--- BEGIN ---

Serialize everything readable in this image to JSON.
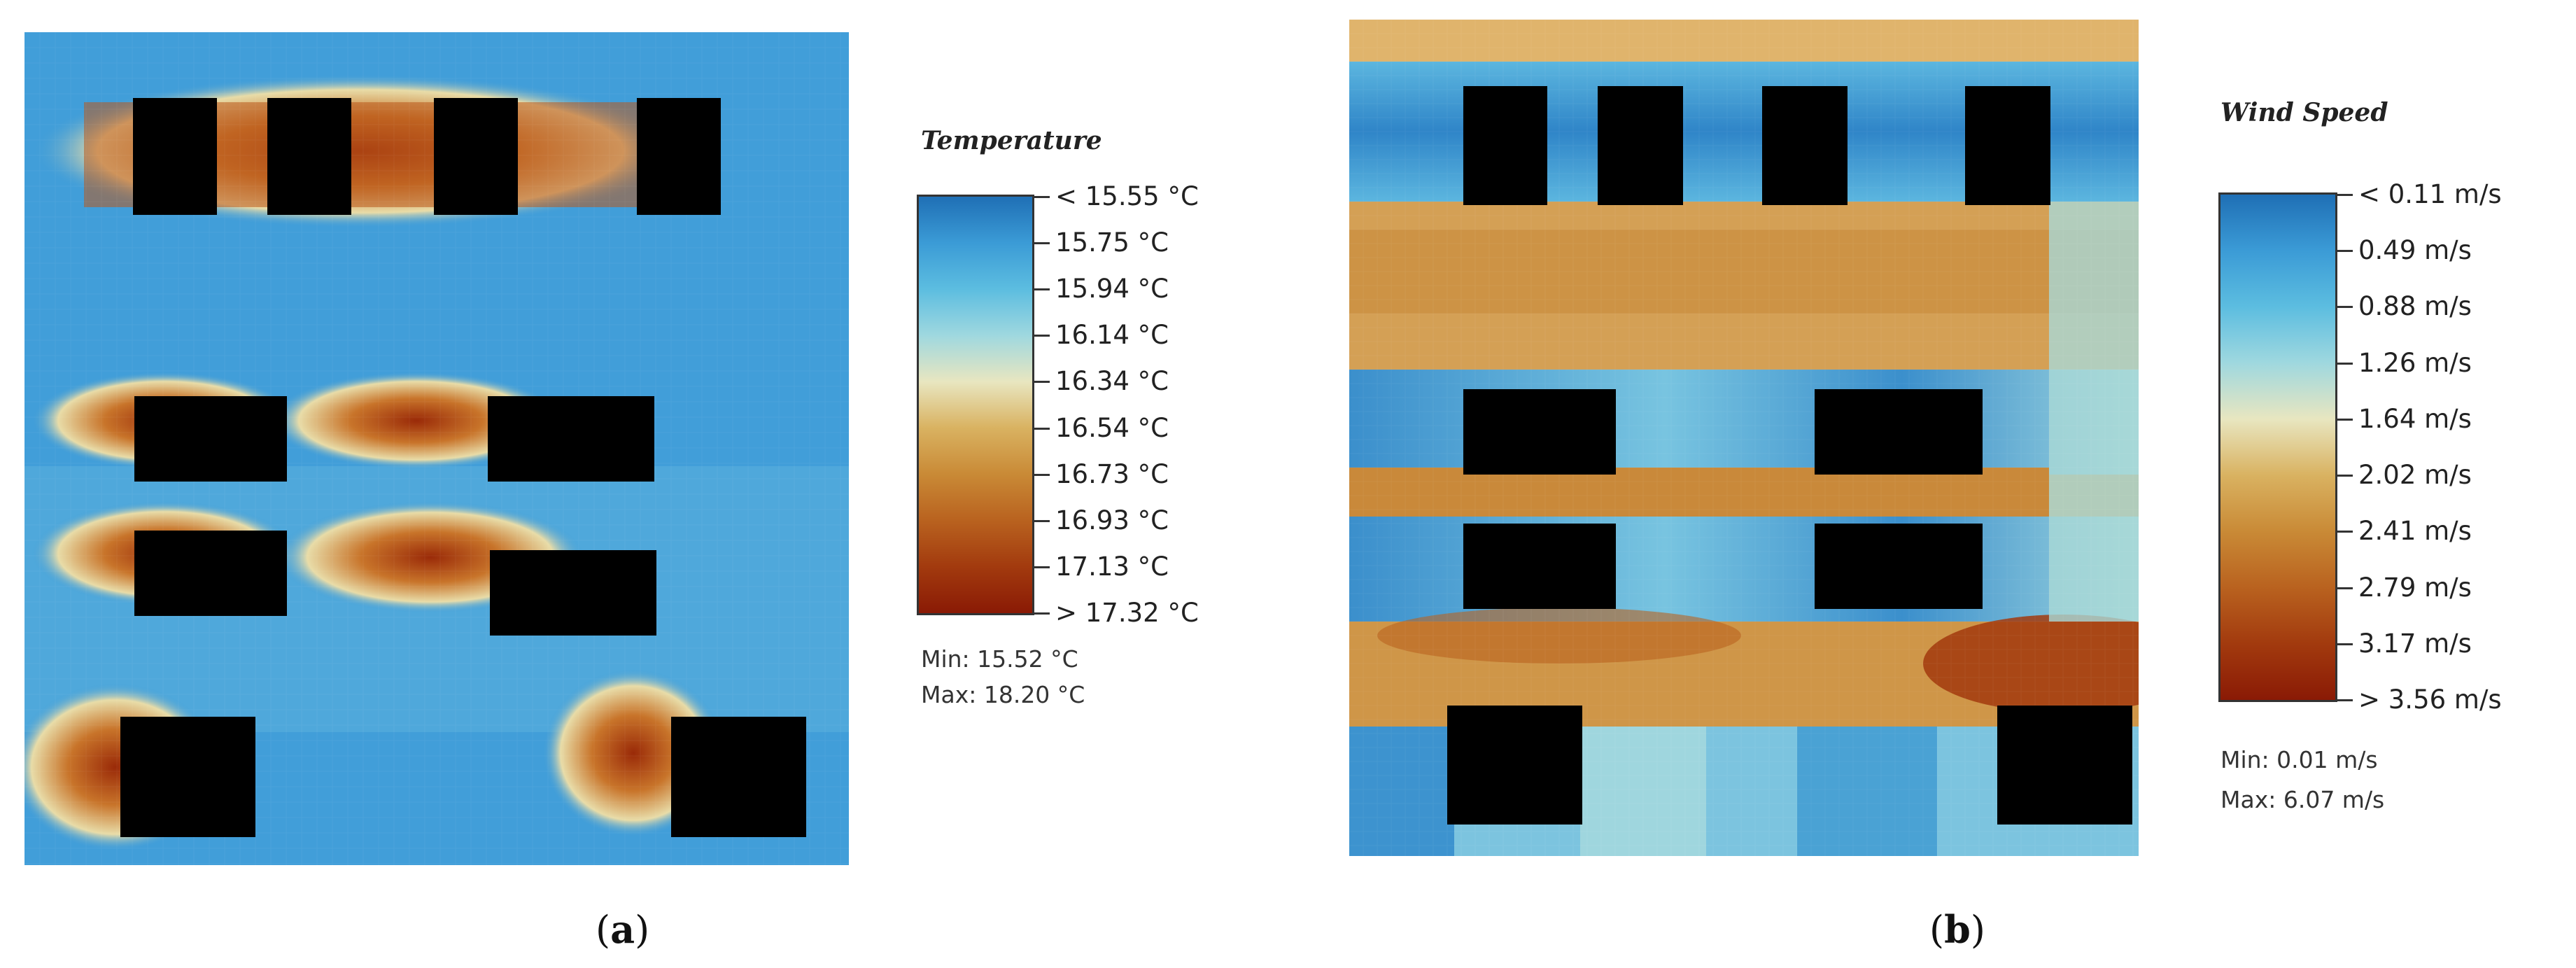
{
  "panels": [
    {
      "caption": {
        "open": "(",
        "letter": "a",
        "close": ")"
      },
      "legend": {
        "title": "Temperature",
        "labels": [
          "< 15.55 °C",
          "15.75 °C",
          "15.94 °C",
          "16.14 °C",
          "16.34 °C",
          "16.54 °C",
          "16.73 °C",
          "16.93 °C",
          "17.13 °C",
          "> 17.32 °C"
        ],
        "min_text": "Min: 15.52 °C",
        "max_text": "Max: 18.20 °C",
        "colors": [
          "#1f6fb5",
          "#3b9bd6",
          "#5cbde0",
          "#9fd8df",
          "#e8e6c0",
          "#d9b261",
          "#c98a36",
          "#b9621f",
          "#a23a0e",
          "#8a1a05"
        ]
      },
      "colors": {
        "background": "#3c9ad8",
        "building": "#000000"
      }
    },
    {
      "caption": {
        "open": "(",
        "letter": "b",
        "close": ")"
      },
      "legend": {
        "title": "Wind Speed",
        "labels": [
          "< 0.11 m/s",
          "0.49 m/s",
          "0.88 m/s",
          "1.26 m/s",
          "1.64 m/s",
          "2.02 m/s",
          "2.41 m/s",
          "2.79 m/s",
          "3.17 m/s",
          "> 3.56 m/s"
        ],
        "min_text": "Min: 0.01 m/s",
        "max_text": "Max: 6.07 m/s",
        "colors": [
          "#1f6fb5",
          "#3b9bd6",
          "#5cbde0",
          "#9fd8df",
          "#e8e6c0",
          "#d9b261",
          "#c98a36",
          "#b9621f",
          "#a23a0e",
          "#8a1a05"
        ]
      },
      "colors": {
        "background": "#d09a4e",
        "building": "#000000"
      }
    }
  ],
  "chart_data": [
    {
      "type": "heatmap",
      "title": "Temperature",
      "unit": "°C",
      "scale_labels": [
        15.55,
        15.75,
        15.94,
        16.14,
        16.34,
        16.54,
        16.73,
        16.93,
        17.13,
        17.32
      ],
      "min": 15.52,
      "max": 18.2
    },
    {
      "type": "heatmap",
      "title": "Wind Speed",
      "unit": "m/s",
      "scale_labels": [
        0.11,
        0.49,
        0.88,
        1.26,
        1.64,
        2.02,
        2.41,
        2.79,
        3.17,
        3.56
      ],
      "min": 0.01,
      "max": 6.07
    }
  ]
}
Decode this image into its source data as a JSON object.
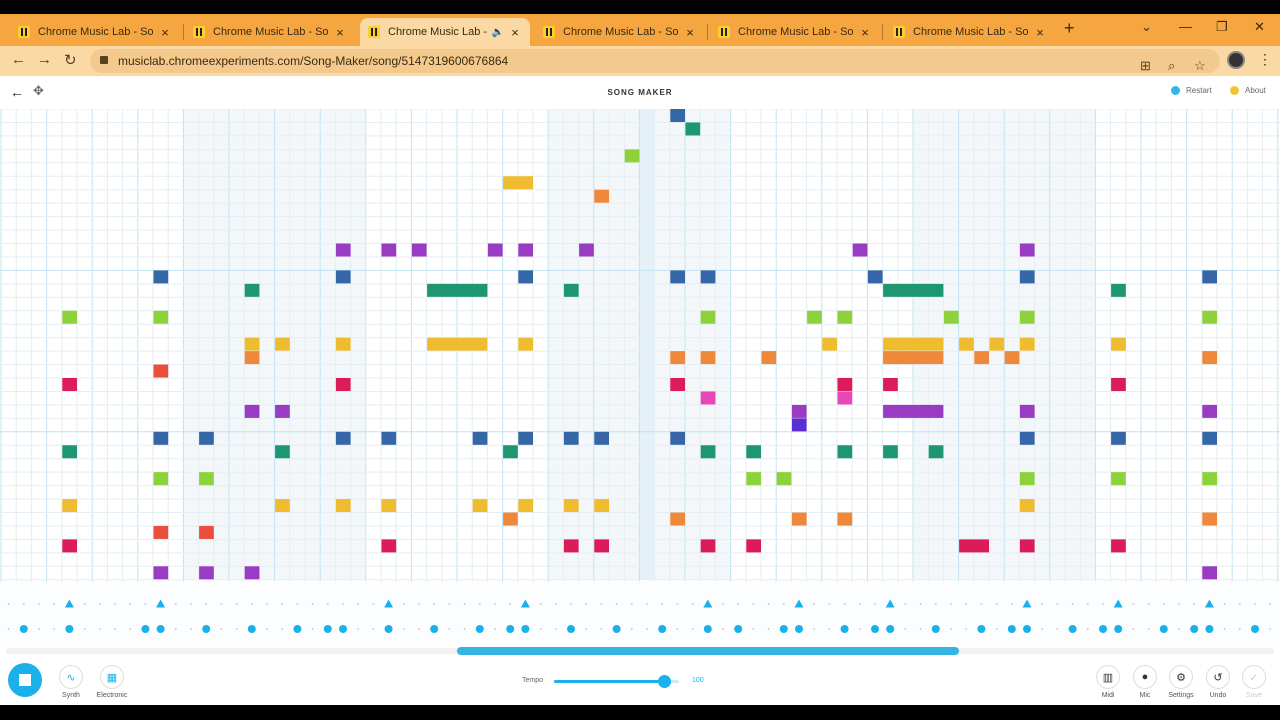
{
  "browser": {
    "tabs": [
      {
        "title": "Chrome Music Lab - Song",
        "active": false,
        "audio": false
      },
      {
        "title": "Chrome Music Lab - Song",
        "active": false,
        "audio": false
      },
      {
        "title": "Chrome Music Lab - S",
        "active": true,
        "audio": true
      },
      {
        "title": "Chrome Music Lab - Song",
        "active": false,
        "audio": false
      },
      {
        "title": "Chrome Music Lab - Song",
        "active": false,
        "audio": false
      },
      {
        "title": "Chrome Music Lab - Song",
        "active": false,
        "audio": false
      }
    ],
    "close_glyph": "×",
    "new_tab_glyph": "+",
    "url": "musiclab.chromeexperiments.com/Song-Maker/song/5147319600676864"
  },
  "app": {
    "title": "SONG MAKER",
    "restart_label": "Restart",
    "about_label": "About"
  },
  "colors": {
    "blue": "#3566a7",
    "teal": "#1e9671",
    "lime": "#8ed23b",
    "yellow": "#f0bc2f",
    "orange": "#f0883b",
    "red": "#eb4e3b",
    "crimson": "#db1b5a",
    "pink": "#e848b7",
    "purple": "#9a3bc4",
    "indigo": "#5b2ed1",
    "gridline": "#e4eef3",
    "beatline": "#bfe4f1",
    "accent": "#1ab0ea"
  },
  "grid": {
    "columns": 84,
    "rows": 35,
    "highlight_column": 42,
    "notes": [
      {
        "col": 44,
        "row": 0,
        "len": 1,
        "color": "blue"
      },
      {
        "col": 45,
        "row": 1,
        "len": 1,
        "color": "teal"
      },
      {
        "col": 41,
        "row": 3,
        "len": 1,
        "color": "lime"
      },
      {
        "col": 33,
        "row": 5,
        "len": 2,
        "color": "yellow"
      },
      {
        "col": 39,
        "row": 6,
        "len": 1,
        "color": "orange"
      },
      {
        "col": 22,
        "row": 10,
        "len": 1,
        "color": "purple"
      },
      {
        "col": 25,
        "row": 10,
        "len": 1,
        "color": "purple"
      },
      {
        "col": 27,
        "row": 10,
        "len": 1,
        "color": "purple"
      },
      {
        "col": 32,
        "row": 10,
        "len": 1,
        "color": "purple"
      },
      {
        "col": 34,
        "row": 10,
        "len": 1,
        "color": "purple"
      },
      {
        "col": 38,
        "row": 10,
        "len": 1,
        "color": "purple"
      },
      {
        "col": 56,
        "row": 10,
        "len": 1,
        "color": "purple"
      },
      {
        "col": 67,
        "row": 10,
        "len": 1,
        "color": "purple"
      },
      {
        "col": 10,
        "row": 12,
        "len": 1,
        "color": "blue"
      },
      {
        "col": 22,
        "row": 12,
        "len": 1,
        "color": "blue"
      },
      {
        "col": 34,
        "row": 12,
        "len": 1,
        "color": "blue"
      },
      {
        "col": 44,
        "row": 12,
        "len": 1,
        "color": "blue"
      },
      {
        "col": 46,
        "row": 12,
        "len": 1,
        "color": "blue"
      },
      {
        "col": 57,
        "row": 12,
        "len": 1,
        "color": "blue"
      },
      {
        "col": 67,
        "row": 12,
        "len": 1,
        "color": "blue"
      },
      {
        "col": 79,
        "row": 12,
        "len": 1,
        "color": "blue"
      },
      {
        "col": 16,
        "row": 13,
        "len": 1,
        "color": "teal"
      },
      {
        "col": 28,
        "row": 13,
        "len": 4,
        "color": "teal"
      },
      {
        "col": 37,
        "row": 13,
        "len": 1,
        "color": "teal"
      },
      {
        "col": 58,
        "row": 13,
        "len": 4,
        "color": "teal"
      },
      {
        "col": 73,
        "row": 13,
        "len": 1,
        "color": "teal"
      },
      {
        "col": 4,
        "row": 15,
        "len": 1,
        "color": "lime"
      },
      {
        "col": 10,
        "row": 15,
        "len": 1,
        "color": "lime"
      },
      {
        "col": 46,
        "row": 15,
        "len": 1,
        "color": "lime"
      },
      {
        "col": 53,
        "row": 15,
        "len": 1,
        "color": "lime"
      },
      {
        "col": 55,
        "row": 15,
        "len": 1,
        "color": "lime"
      },
      {
        "col": 62,
        "row": 15,
        "len": 1,
        "color": "lime"
      },
      {
        "col": 67,
        "row": 15,
        "len": 1,
        "color": "lime"
      },
      {
        "col": 79,
        "row": 15,
        "len": 1,
        "color": "lime"
      },
      {
        "col": 16,
        "row": 17,
        "len": 1,
        "color": "yellow"
      },
      {
        "col": 18,
        "row": 17,
        "len": 1,
        "color": "yellow"
      },
      {
        "col": 22,
        "row": 17,
        "len": 1,
        "color": "yellow"
      },
      {
        "col": 28,
        "row": 17,
        "len": 4,
        "color": "yellow"
      },
      {
        "col": 34,
        "row": 17,
        "len": 1,
        "color": "yellow"
      },
      {
        "col": 54,
        "row": 17,
        "len": 1,
        "color": "yellow"
      },
      {
        "col": 58,
        "row": 17,
        "len": 4,
        "color": "yellow"
      },
      {
        "col": 63,
        "row": 17,
        "len": 1,
        "color": "yellow"
      },
      {
        "col": 65,
        "row": 17,
        "len": 1,
        "color": "yellow"
      },
      {
        "col": 67,
        "row": 17,
        "len": 1,
        "color": "yellow"
      },
      {
        "col": 73,
        "row": 17,
        "len": 1,
        "color": "yellow"
      },
      {
        "col": 16,
        "row": 18,
        "len": 1,
        "color": "orange"
      },
      {
        "col": 44,
        "row": 18,
        "len": 1,
        "color": "orange"
      },
      {
        "col": 46,
        "row": 18,
        "len": 1,
        "color": "orange"
      },
      {
        "col": 50,
        "row": 18,
        "len": 1,
        "color": "orange"
      },
      {
        "col": 58,
        "row": 18,
        "len": 4,
        "color": "orange"
      },
      {
        "col": 64,
        "row": 18,
        "len": 1,
        "color": "orange"
      },
      {
        "col": 66,
        "row": 18,
        "len": 1,
        "color": "orange"
      },
      {
        "col": 79,
        "row": 18,
        "len": 1,
        "color": "orange"
      },
      {
        "col": 10,
        "row": 19,
        "len": 1,
        "color": "red"
      },
      {
        "col": 4,
        "row": 20,
        "len": 1,
        "color": "crimson"
      },
      {
        "col": 22,
        "row": 20,
        "len": 1,
        "color": "crimson"
      },
      {
        "col": 44,
        "row": 20,
        "len": 1,
        "color": "crimson"
      },
      {
        "col": 55,
        "row": 20,
        "len": 1,
        "color": "crimson"
      },
      {
        "col": 58,
        "row": 20,
        "len": 1,
        "color": "crimson"
      },
      {
        "col": 73,
        "row": 20,
        "len": 1,
        "color": "crimson"
      },
      {
        "col": 46,
        "row": 21,
        "len": 1,
        "color": "pink"
      },
      {
        "col": 55,
        "row": 21,
        "len": 1,
        "color": "pink"
      },
      {
        "col": 16,
        "row": 22,
        "len": 1,
        "color": "purple"
      },
      {
        "col": 18,
        "row": 22,
        "len": 1,
        "color": "purple"
      },
      {
        "col": 52,
        "row": 22,
        "len": 1,
        "color": "purple"
      },
      {
        "col": 58,
        "row": 22,
        "len": 4,
        "color": "purple"
      },
      {
        "col": 67,
        "row": 22,
        "len": 1,
        "color": "purple"
      },
      {
        "col": 79,
        "row": 22,
        "len": 1,
        "color": "purple"
      },
      {
        "col": 52,
        "row": 23,
        "len": 1,
        "color": "indigo"
      },
      {
        "col": 10,
        "row": 24,
        "len": 1,
        "color": "blue"
      },
      {
        "col": 13,
        "row": 24,
        "len": 1,
        "color": "blue"
      },
      {
        "col": 22,
        "row": 24,
        "len": 1,
        "color": "blue"
      },
      {
        "col": 25,
        "row": 24,
        "len": 1,
        "color": "blue"
      },
      {
        "col": 31,
        "row": 24,
        "len": 1,
        "color": "blue"
      },
      {
        "col": 34,
        "row": 24,
        "len": 1,
        "color": "blue"
      },
      {
        "col": 37,
        "row": 24,
        "len": 1,
        "color": "blue"
      },
      {
        "col": 39,
        "row": 24,
        "len": 1,
        "color": "blue"
      },
      {
        "col": 44,
        "row": 24,
        "len": 1,
        "color": "blue"
      },
      {
        "col": 67,
        "row": 24,
        "len": 1,
        "color": "blue"
      },
      {
        "col": 73,
        "row": 24,
        "len": 1,
        "color": "blue"
      },
      {
        "col": 79,
        "row": 24,
        "len": 1,
        "color": "blue"
      },
      {
        "col": 4,
        "row": 25,
        "len": 1,
        "color": "teal"
      },
      {
        "col": 18,
        "row": 25,
        "len": 1,
        "color": "teal"
      },
      {
        "col": 33,
        "row": 25,
        "len": 1,
        "color": "teal"
      },
      {
        "col": 46,
        "row": 25,
        "len": 1,
        "color": "teal"
      },
      {
        "col": 49,
        "row": 25,
        "len": 1,
        "color": "teal"
      },
      {
        "col": 55,
        "row": 25,
        "len": 1,
        "color": "teal"
      },
      {
        "col": 58,
        "row": 25,
        "len": 1,
        "color": "teal"
      },
      {
        "col": 61,
        "row": 25,
        "len": 1,
        "color": "teal"
      },
      {
        "col": 10,
        "row": 27,
        "len": 1,
        "color": "lime"
      },
      {
        "col": 13,
        "row": 27,
        "len": 1,
        "color": "lime"
      },
      {
        "col": 49,
        "row": 27,
        "len": 1,
        "color": "lime"
      },
      {
        "col": 51,
        "row": 27,
        "len": 1,
        "color": "lime"
      },
      {
        "col": 67,
        "row": 27,
        "len": 1,
        "color": "lime"
      },
      {
        "col": 73,
        "row": 27,
        "len": 1,
        "color": "lime"
      },
      {
        "col": 79,
        "row": 27,
        "len": 1,
        "color": "lime"
      },
      {
        "col": 4,
        "row": 29,
        "len": 1,
        "color": "yellow"
      },
      {
        "col": 18,
        "row": 29,
        "len": 1,
        "color": "yellow"
      },
      {
        "col": 22,
        "row": 29,
        "len": 1,
        "color": "yellow"
      },
      {
        "col": 25,
        "row": 29,
        "len": 1,
        "color": "yellow"
      },
      {
        "col": 31,
        "row": 29,
        "len": 1,
        "color": "yellow"
      },
      {
        "col": 34,
        "row": 29,
        "len": 1,
        "color": "yellow"
      },
      {
        "col": 37,
        "row": 29,
        "len": 1,
        "color": "yellow"
      },
      {
        "col": 39,
        "row": 29,
        "len": 1,
        "color": "yellow"
      },
      {
        "col": 67,
        "row": 29,
        "len": 1,
        "color": "yellow"
      },
      {
        "col": 33,
        "row": 30,
        "len": 1,
        "color": "orange"
      },
      {
        "col": 44,
        "row": 30,
        "len": 1,
        "color": "orange"
      },
      {
        "col": 52,
        "row": 30,
        "len": 1,
        "color": "orange"
      },
      {
        "col": 55,
        "row": 30,
        "len": 1,
        "color": "orange"
      },
      {
        "col": 79,
        "row": 30,
        "len": 1,
        "color": "orange"
      },
      {
        "col": 10,
        "row": 31,
        "len": 1,
        "color": "red"
      },
      {
        "col": 13,
        "row": 31,
        "len": 1,
        "color": "red"
      },
      {
        "col": 4,
        "row": 32,
        "len": 1,
        "color": "crimson"
      },
      {
        "col": 25,
        "row": 32,
        "len": 1,
        "color": "crimson"
      },
      {
        "col": 37,
        "row": 32,
        "len": 1,
        "color": "crimson"
      },
      {
        "col": 39,
        "row": 32,
        "len": 1,
        "color": "crimson"
      },
      {
        "col": 46,
        "row": 32,
        "len": 1,
        "color": "crimson"
      },
      {
        "col": 49,
        "row": 32,
        "len": 1,
        "color": "crimson"
      },
      {
        "col": 63,
        "row": 32,
        "len": 2,
        "color": "crimson"
      },
      {
        "col": 67,
        "row": 32,
        "len": 1,
        "color": "crimson"
      },
      {
        "col": 73,
        "row": 32,
        "len": 1,
        "color": "crimson"
      },
      {
        "col": 10,
        "row": 34,
        "len": 1,
        "color": "purple"
      },
      {
        "col": 13,
        "row": 34,
        "len": 1,
        "color": "purple"
      },
      {
        "col": 16,
        "row": 34,
        "len": 1,
        "color": "purple"
      },
      {
        "col": 79,
        "row": 34,
        "len": 1,
        "color": "purple"
      }
    ]
  },
  "percussion": {
    "triangles": [
      4,
      10,
      25,
      34,
      46,
      52,
      58,
      67,
      73,
      79
    ],
    "circles": [
      1,
      4,
      9,
      10,
      13,
      16,
      19,
      21,
      22,
      25,
      28,
      31,
      33,
      34,
      37,
      40,
      43,
      46,
      48,
      51,
      52,
      55,
      57,
      58,
      61,
      64,
      66,
      67,
      70,
      72,
      73,
      76,
      78,
      79,
      82
    ]
  },
  "controls": {
    "instrument_label": "Synth",
    "percussion_label": "Electronic",
    "tempo_label": "Tempo",
    "tempo_value": "100",
    "tempo_fraction": 0.88,
    "midi_label": "Midi",
    "mic_label": "Mic",
    "settings_label": "Settings",
    "undo_label": "Undo",
    "save_label": "Save"
  }
}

--- END ---

* TO DO *
Pull out all lines from the entries above that include the word "this".

* CORRECT RESULT *
Serialize everything readable in this image to JSON.
Decode this image into its source data as a JSON object.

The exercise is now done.